PASSAGE PROVIDED
----
A substantial part of the credit for this project comes from the README submitted in your proj3 directory. This file should include the information listed below, answering all the questions in each category.

In general, comments in your code will describe information specific to the corresponding class, while the README file contains information that relates classes and describes and provides rationale for design and implementation decisions. However, your README file should be written to be read on its own without a copy of the program code at hand, so there may be some information duplicated in writeup and code.

We encourage you to build the README file as you design, code, and test rather than putting it off until the end.

How your program will be graded

This project will earn up to 120 points, allocated 80 for the program and 40 for the writeup. These points will be scaled to half your project grade (18% of your total grade). Grading will proceed as follows.

  1. Your writeup will be examined for information about your tray data structure, and your isOK methods for the tray and blocks will be evaluated.
  2. Your program will be compiled using the command
    	javac -O Solver.java
    
    If it fails to compile, you get no more program points. The "-O" (minus-Oh) option turns on optimization, and should be used for production runs. For debugging, use Eclipse.
  3. Your program will be run, using the command
    	java Solver initialConfigFile goalConfigFile
    
    on a selection of simple puzzles. (These puzzles are online in the directory ~cs61b/code/proj3/easy.) You must correctly solve almost all of these puzzles, using under two minutes of execution time for each puzzle, to earn more than 50 program points. (You are of course not allowed to "hard-code" solutions to these puzzles into your program.)
  4. Your program will then be run, again using the command
    	java Solver initialConfigFile goalConfigFile
    
    on a selection of difficult puzzles (online in the directory ~cs61b/code/proj3/hard), using a lightly loaded EECS workstation configured the same as the Sun Ultra-20 workstations in 275 Soda. (The "clients" command will tell you which workstations these are.) Each one you solve in under two minutes of execution time earns you more points, up to a maximum of 80. Note that we will not be supplying arguments to the Java interpreter that modify the default memory allocation or the default maximum size of the system stack.
----
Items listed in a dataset

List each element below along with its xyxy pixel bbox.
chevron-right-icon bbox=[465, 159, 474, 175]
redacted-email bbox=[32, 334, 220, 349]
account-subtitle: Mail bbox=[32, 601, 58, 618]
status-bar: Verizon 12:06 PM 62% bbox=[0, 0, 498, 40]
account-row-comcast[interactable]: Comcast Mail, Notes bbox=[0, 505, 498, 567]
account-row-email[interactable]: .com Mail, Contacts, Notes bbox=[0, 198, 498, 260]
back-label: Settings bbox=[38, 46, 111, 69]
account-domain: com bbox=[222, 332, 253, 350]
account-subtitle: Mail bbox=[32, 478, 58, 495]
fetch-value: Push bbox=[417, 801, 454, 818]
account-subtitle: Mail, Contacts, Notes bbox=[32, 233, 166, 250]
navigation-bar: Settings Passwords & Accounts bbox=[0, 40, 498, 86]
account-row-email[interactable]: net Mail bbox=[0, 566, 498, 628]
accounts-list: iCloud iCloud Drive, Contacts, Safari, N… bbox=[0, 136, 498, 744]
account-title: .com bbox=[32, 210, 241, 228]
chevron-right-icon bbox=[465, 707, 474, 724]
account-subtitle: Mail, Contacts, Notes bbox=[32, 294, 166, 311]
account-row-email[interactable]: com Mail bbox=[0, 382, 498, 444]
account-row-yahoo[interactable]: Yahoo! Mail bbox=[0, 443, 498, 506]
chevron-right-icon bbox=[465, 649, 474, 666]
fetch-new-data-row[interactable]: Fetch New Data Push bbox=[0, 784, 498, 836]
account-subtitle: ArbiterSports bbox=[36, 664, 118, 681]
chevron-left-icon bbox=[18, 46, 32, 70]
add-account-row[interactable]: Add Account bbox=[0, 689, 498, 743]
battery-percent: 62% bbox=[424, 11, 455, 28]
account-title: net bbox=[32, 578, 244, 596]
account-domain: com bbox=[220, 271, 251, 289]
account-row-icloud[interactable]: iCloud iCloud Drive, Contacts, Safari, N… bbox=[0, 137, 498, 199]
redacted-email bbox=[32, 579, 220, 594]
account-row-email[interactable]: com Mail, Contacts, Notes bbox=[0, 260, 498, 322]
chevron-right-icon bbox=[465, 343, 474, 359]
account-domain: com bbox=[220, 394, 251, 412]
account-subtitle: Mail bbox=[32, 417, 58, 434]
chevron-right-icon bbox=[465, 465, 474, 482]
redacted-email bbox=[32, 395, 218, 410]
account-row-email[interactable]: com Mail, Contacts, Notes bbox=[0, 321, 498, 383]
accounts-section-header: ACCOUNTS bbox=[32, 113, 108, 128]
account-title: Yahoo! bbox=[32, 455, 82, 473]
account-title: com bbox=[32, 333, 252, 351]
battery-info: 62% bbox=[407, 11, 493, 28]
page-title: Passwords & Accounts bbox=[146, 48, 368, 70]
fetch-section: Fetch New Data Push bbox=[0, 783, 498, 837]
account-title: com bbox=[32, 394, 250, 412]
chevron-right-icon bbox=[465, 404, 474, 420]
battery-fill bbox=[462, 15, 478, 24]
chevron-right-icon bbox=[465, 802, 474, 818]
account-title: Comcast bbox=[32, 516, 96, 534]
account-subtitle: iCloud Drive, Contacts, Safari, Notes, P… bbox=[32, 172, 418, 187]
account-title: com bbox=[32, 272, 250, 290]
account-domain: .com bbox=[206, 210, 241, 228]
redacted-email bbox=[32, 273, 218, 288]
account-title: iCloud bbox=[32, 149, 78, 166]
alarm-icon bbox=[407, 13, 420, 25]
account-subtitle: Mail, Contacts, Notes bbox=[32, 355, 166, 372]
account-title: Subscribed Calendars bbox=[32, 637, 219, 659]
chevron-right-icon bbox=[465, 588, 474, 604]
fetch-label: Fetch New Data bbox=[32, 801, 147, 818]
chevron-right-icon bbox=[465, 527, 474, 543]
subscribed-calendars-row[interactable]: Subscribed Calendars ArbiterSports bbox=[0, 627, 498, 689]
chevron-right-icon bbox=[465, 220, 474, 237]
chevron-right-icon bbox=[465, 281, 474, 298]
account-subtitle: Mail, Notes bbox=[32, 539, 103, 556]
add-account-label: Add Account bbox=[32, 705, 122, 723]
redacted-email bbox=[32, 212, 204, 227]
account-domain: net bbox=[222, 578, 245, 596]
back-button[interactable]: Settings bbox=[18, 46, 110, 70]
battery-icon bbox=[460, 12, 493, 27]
----
BRIEF
Can you carry on the project grading instructions from the last sentence shown? The rows are separate material and have no connection to the project grading instructions.

TASK ANSWER
  5. Stylistic and organizational attributes of your program will then be evaluated to complete your program score. These include information supplied in comments and variable names, formatting and use of white space, organization, a correct isOK method for each class, and appropriateness of debugging output. We will assign a percentage score to these aspects of your code; 100% means no flaws, 90% means minor flaws, and so on. Your program score is the product of your correctness score (from steps 1 through 4) and the style percentage.
  6. Your writeup will be evaluated separately to produce the remaining points of your project score.

Miscellaneous information

As with project 2, there will be frequent progress reports and high-level design discussion for homework. The typical solution to this project is around 1000 lines, and many students find they have to rewrite sections of code to satisfy the efficiency constraints. Start planning soon.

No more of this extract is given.